Requirements —
Skip every picture, then write out exactly the lines of the listing below from the line that contains "Read this page and output its text content." through the final line.

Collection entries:
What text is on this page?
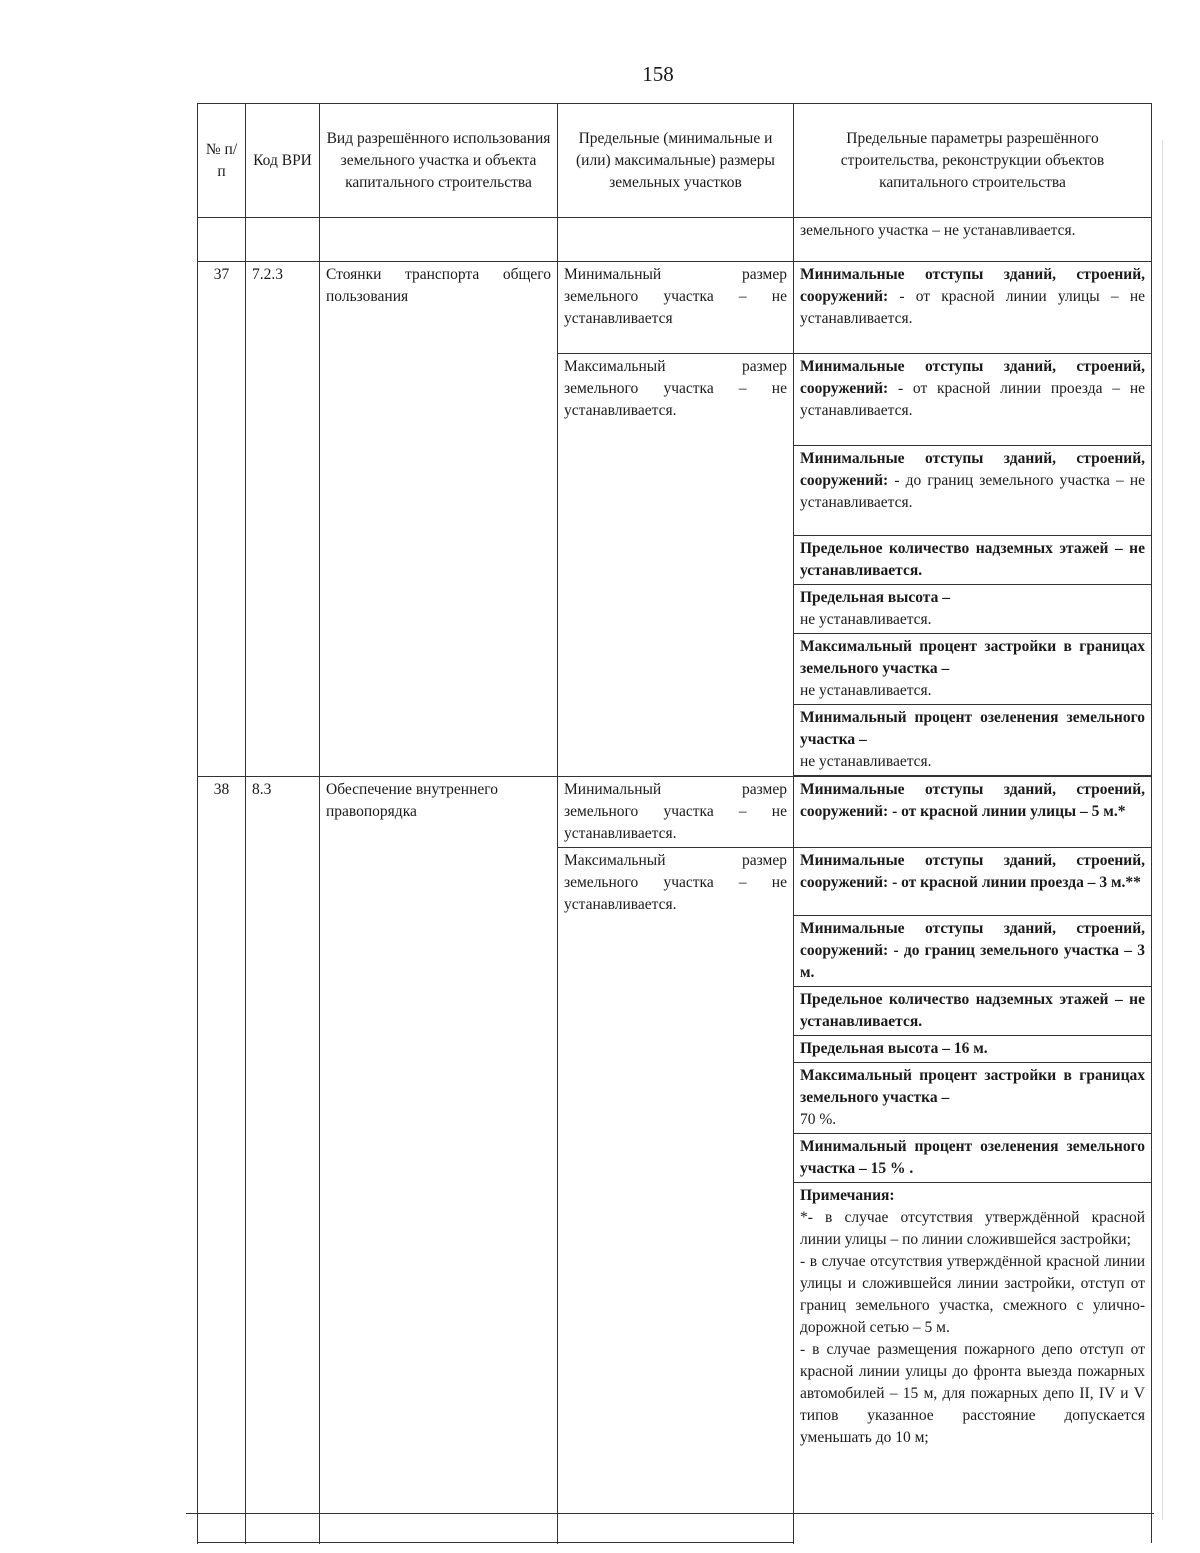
158
№ п/п	Код ВРИ	Вид разрешённого использования земельного участка и объекта капитального строительства	Предельные (минимальные и (или) максимальные) размеры земельных участков	Предельные параметры разрешённого строительства, реконструкции объектов капитального строительства
				земельного участка – не устанавливается.
37	7.2.3	Стоянки транспорта общего пользования	Минимальный размер земельного участка – не устанавливается	Минимальные отступы зданий, строений, сооружений: - от красной линии улицы – не устанавливается.
			Максимальный размер земельного участка – не устанавливается.	Минимальные отступы зданий, строений, сооружений: - от красной линии проезда – не устанавливается.
				Минимальные отступы зданий, строений, сооружений: - до границ земельного участка – не устанавливается.
				Предельное количество надземных этажей – не устанавливается.
				Предельная высота –
не устанавливается.
				Максимальный процент застройки в границах земельного участка –
не устанавливается.
				Минимальный процент озеленения земельного участка –
не устанавливается.

38	8.3	Обеспечение внутреннего правопорядка	Минимальный размер земельного участка – не устанавливается.	Минимальные отступы зданий, строений, сооружений: - от красной линии улицы – 5 м.*
			Максимальный размер земельного участка – не устанавливается.	Минимальные отступы зданий, строений, сооружений: - от красной линии проезда – 3 м.**
				Минимальные отступы зданий, строений, сооружений: - до границ земельного участка – 3 м.
				Предельное количество надземных этажей – не устанавливается.
				Предельная высота – 16 м.
				Максимальный процент застройки в границах земельного участка –
70 %.
				Минимальный процент озеленения земельного участка – 15 % .
				Примечания:
*- в случае отсутствия утверждённой красной линии улицы – по линии сложившейся застройки;
- в случае отсутствия утверждённой красной линии улицы и сложившейся линии застройки, отступ от границ земельного участка, смежного с улично-дорожной сетью – 5 м.
- в случае размещения пожарного депо отступ от красной линии улицы до фронта выезда пожарных автомобилей – 15 м, для пожарных депо II, IV и V типов указанное расстояние допускается уменьшать до 10 м;
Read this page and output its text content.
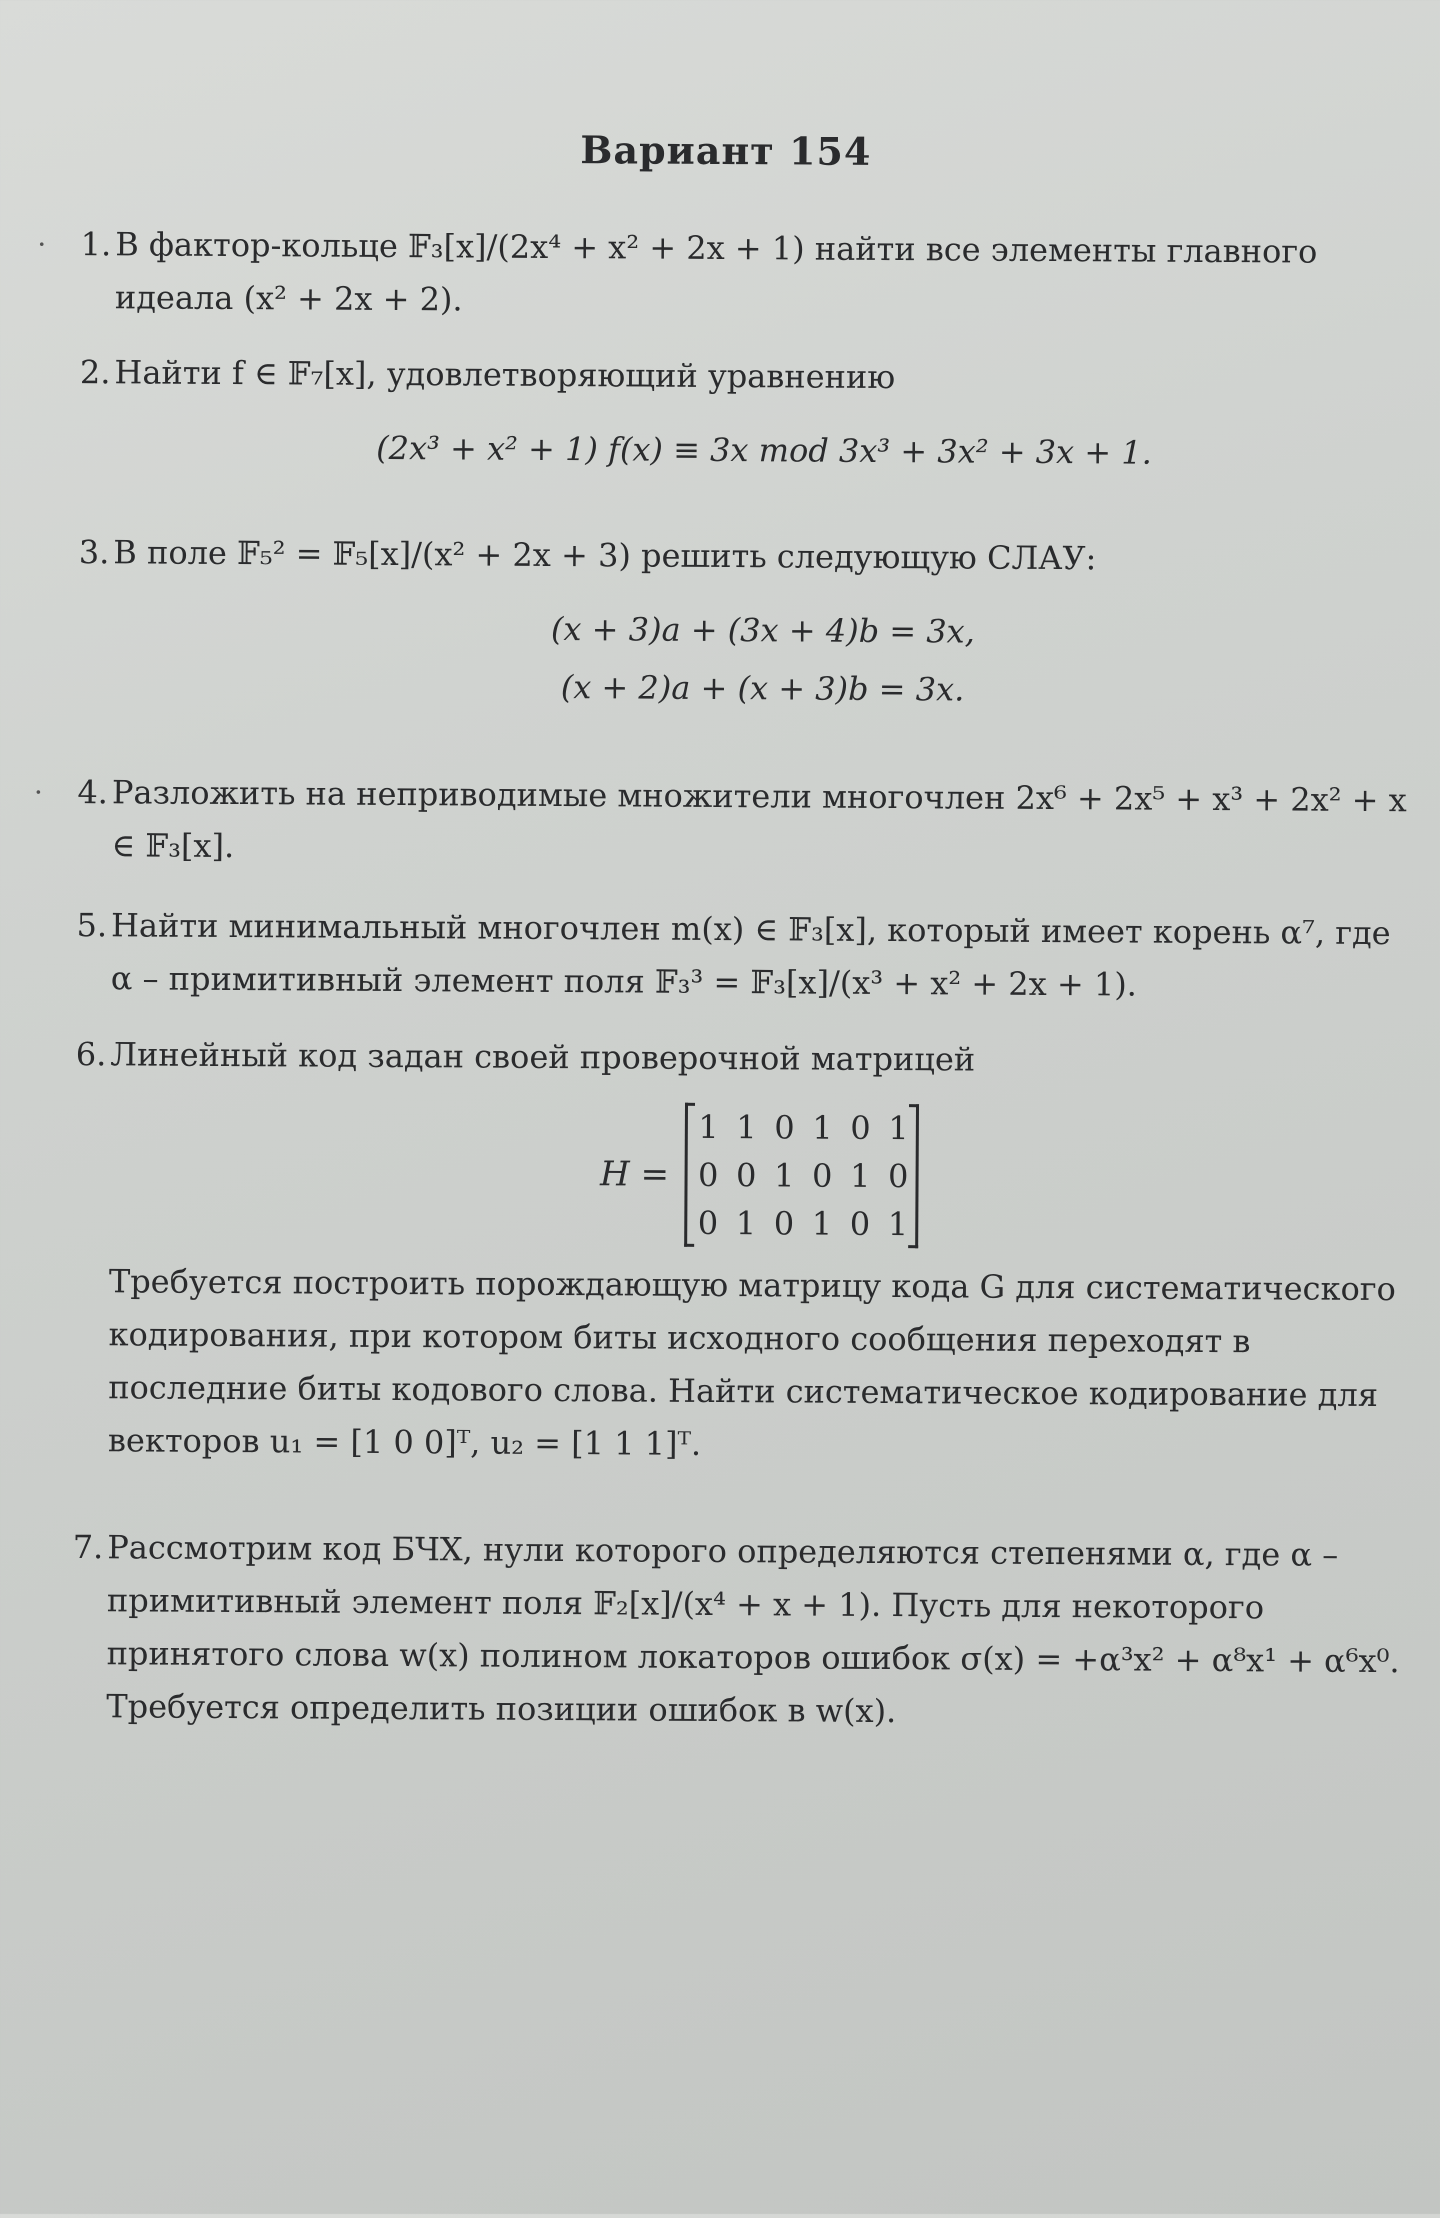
Вариант 154
·	1. В фактор-кольце 𝔽₃[x]/(2x⁴ + x² + 2x + 1) найти все элементы главного идеала (x² + 2x + 2).
2. Найти f ∈ 𝔽₇[x], удовлетворяющий уравнению
(2x³ + x² + 1) f(x) ≡ 3x mod 3x³ + 3x² + 3x + 1.
3. В поле 𝔽₅² = 𝔽₅[x]/(x² + 2x + 3) решить следующую СЛАУ:
(x + 3)a + (3x + 4)b = 3x,
(x + 2)a + (x + 3)b = 3x.
·	4. Разложить на неприводимые множители многочлен 2x⁶ + 2x⁵ + x³ + 2x² + x ∈ 𝔽₃[x].
5. Найти минимальный многочлен m(x) ∈ 𝔽₃[x], который имеет корень α⁷, где α – примитивный элемент поля 𝔽₃³ = 𝔽₃[x]/(x³ + x² + 2x + 1).
6. Линейный код задан своей проверочной матрицей
H =
1 1 0 1 0 1
0 0 1 0 1 0
0 1 0 1 0 1
Требуется построить порождающую матрицу кода G для систематического кодирования, при котором биты исходного сообщения переходят в последние биты кодового слова. Найти систематическое кодирование для векторов u₁ = [1 0 0]ᵀ, u₂ = [1 1 1]ᵀ.
7. Рассмотрим код БЧХ, нули которого определяются степенями α, где α – примитивный элемент поля 𝔽₂[x]/(x⁴ + x + 1). Пусть для некоторого принятого слова w(x) полином локаторов ошибок σ(x) = +α³x² + α⁸x¹ + α⁶x⁰. Требуется определить позиции ошибок в w(x).
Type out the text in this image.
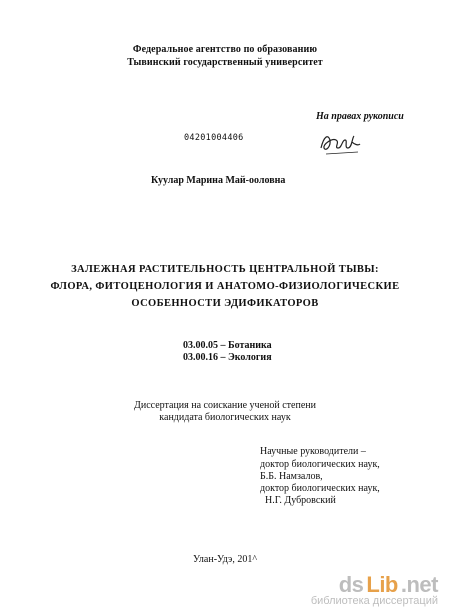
Федеральное агентство по образованию
Тывинский государственный университет
На правах рукописи
04201004406
Куулар Марина Май-ооловна
ЗАЛЕЖНАЯ РАСТИТЕЛЬНОСТЬ ЦЕНТРАЛЬНОЙ ТЫВЫ:
ФЛОРА, ФИТОЦЕНОЛОГИЯ И АНАТОМО-ФИЗИОЛОГИЧЕСКИЕ
ОСОБЕННОСТИ ЭДИФИКАТОРОВ
03.00.05 – Ботаника
03.00.16 – Экология
Диссертация на соискание ученой степени
кандидата биологических наук
Научные руководители –
доктор биологических наук,
Б.Б. Намзалов,
доктор биологических наук,
Н.Г. Дубровский
Улан-Удэ, 201^
ds Lib .net
библиотека диссертаций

Solution to the exercise —
Read this page and output its text content.
Вариант 154
·	1. В фактор-кольце 𝔽₃[x]/(2x⁴ + x² + 2x + 1) найти все элементы главного идеала (x² + 2x + 2).
2. Найти f ∈ 𝔽₇[x], удовлетворяющий уравнению
(2x³ + x² + 1) f(x) ≡ 3x mod 3x³ + 3x² + 3x + 1.
3. В поле 𝔽₅² = 𝔽₅[x]/(x² + 2x + 3) решить следующую СЛАУ:
(x + 3)a + (3x + 4)b = 3x,
(x + 2)a + (x + 3)b = 3x.
·	4. Разложить на неприводимые множители многочлен 2x⁶ + 2x⁵ + x³ + 2x² + x ∈ 𝔽₃[x].
5. Найти минимальный многочлен m(x) ∈ 𝔽₃[x], который имеет корень α⁷, где α – примитивный элемент поля 𝔽₃³ = 𝔽₃[x]/(x³ + x² + 2x + 1).
6. Линейный код задан своей проверочной матрицей
H =
1 1 0 1 0 1
0 0 1 0 1 0
0 1 0 1 0 1
Требуется построить порождающую матрицу кода G для систематического кодирования, при котором биты исходного сообщения переходят в последние биты кодового слова. Найти систематическое кодирование для векторов u₁ = [1 0 0]ᵀ, u₂ = [1 1 1]ᵀ.
7. Рассмотрим код БЧХ, нули которого определяются степенями α, где α – примитивный элемент поля 𝔽₂[x]/(x⁴ + x + 1). Пусть для некоторого принятого слова w(x) полином локаторов ошибок σ(x) = +α³x² + α⁸x¹ + α⁶x⁰. Требуется определить позиции ошибок в w(x).
Type out the text in this image.
Федеральное агентство по образованию
Тывинский государственный университет
На правах рукописи
04201004406
Куулар Марина Май-ооловна
ЗАЛЕЖНАЯ РАСТИТЕЛЬНОСТЬ ЦЕНТРАЛЬНОЙ ТЫВЫ:
ФЛОРА, ФИТОЦЕНОЛОГИЯ И АНАТОМО-ФИЗИОЛОГИЧЕСКИЕ
ОСОБЕННОСТИ ЭДИФИКАТОРОВ
03.00.05 – Ботаника
03.00.16 – Экология
Диссертация на соискание ученой степени
кандидата биологических наук
Научные руководители –
доктор биологических наук,
Б.Б. Намзалов,
доктор биологических наук,
Н.Г. Дубровский
Улан-Удэ, 201^
ds Lib .net
библиотека диссертаций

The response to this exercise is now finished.